(Figure contents as structured data)
:::

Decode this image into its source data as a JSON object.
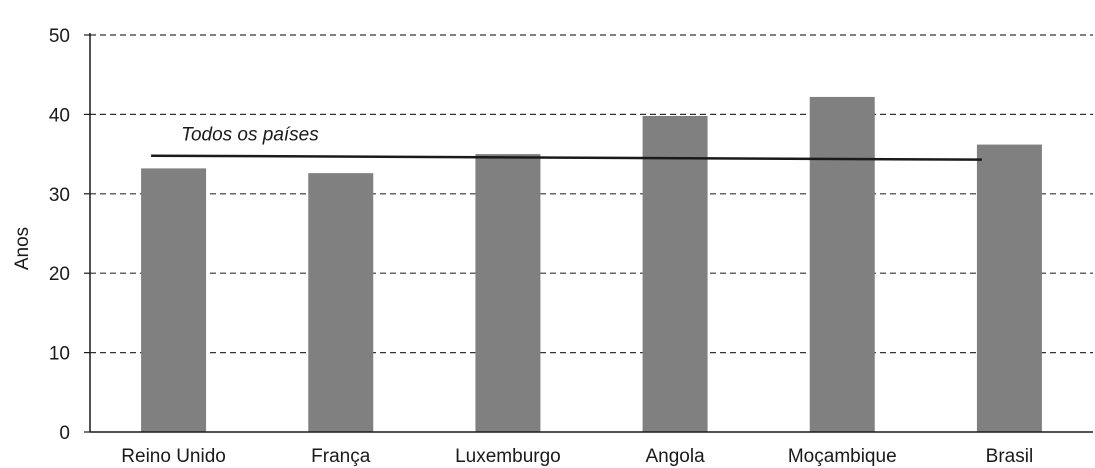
{
  "chart_data": {
    "type": "bar",
    "categories": [
      "Reino Unido",
      "França",
      "Luxemburgo",
      "Angola",
      "Moçambique",
      "Brasil"
    ],
    "values": [
      33.2,
      32.6,
      35.0,
      39.8,
      42.2,
      36.2
    ],
    "ylabel": "Anos",
    "ylim": [
      0,
      50
    ],
    "yticks": [
      0,
      10,
      20,
      30,
      40,
      50
    ],
    "grid": true,
    "colors": {
      "bar": "#808080",
      "reference_line": "#1a1a1a",
      "grid": "#333333"
    },
    "reference_line": {
      "label": "Todos os países",
      "y_start": 34.8,
      "y_end": 34.3
    }
  }
}
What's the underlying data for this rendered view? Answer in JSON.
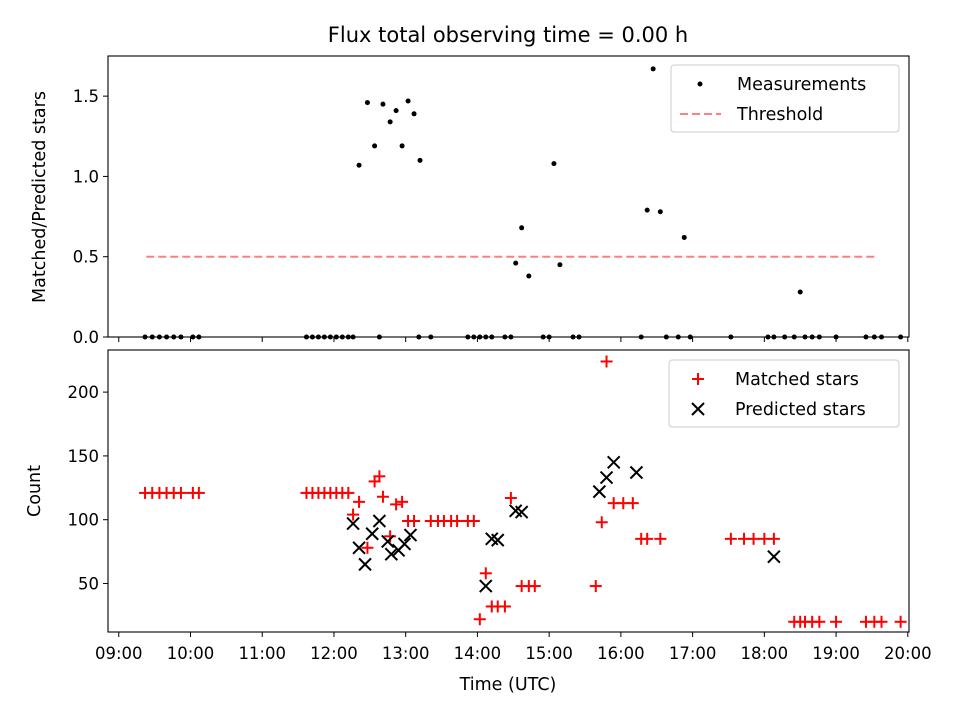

:::

— SHORT TASK —
Reproduce every record word for word. The copy must contain no pictures.

— COMPLETED TASK —
Decode this image into its source data as a JSON object.
{
  "chart_data": {
    "type": "bar",
    "categories": [
      "Reino Unido",
      "França",
      "Luxemburgo",
      "Angola",
      "Moçambique",
      "Brasil"
    ],
    "values": [
      33.2,
      32.6,
      35.0,
      39.8,
      42.2,
      36.2
    ],
    "ylabel": "Anos",
    "ylim": [
      0,
      50
    ],
    "yticks": [
      0,
      10,
      20,
      30,
      40,
      50
    ],
    "grid": true,
    "colors": {
      "bar": "#808080",
      "reference_line": "#1a1a1a",
      "grid": "#333333"
    },
    "reference_line": {
      "label": "Todos os países",
      "y_start": 34.8,
      "y_end": 34.3
    }
  }
}
What's the underlying data for this rendered view? Answer in JSON.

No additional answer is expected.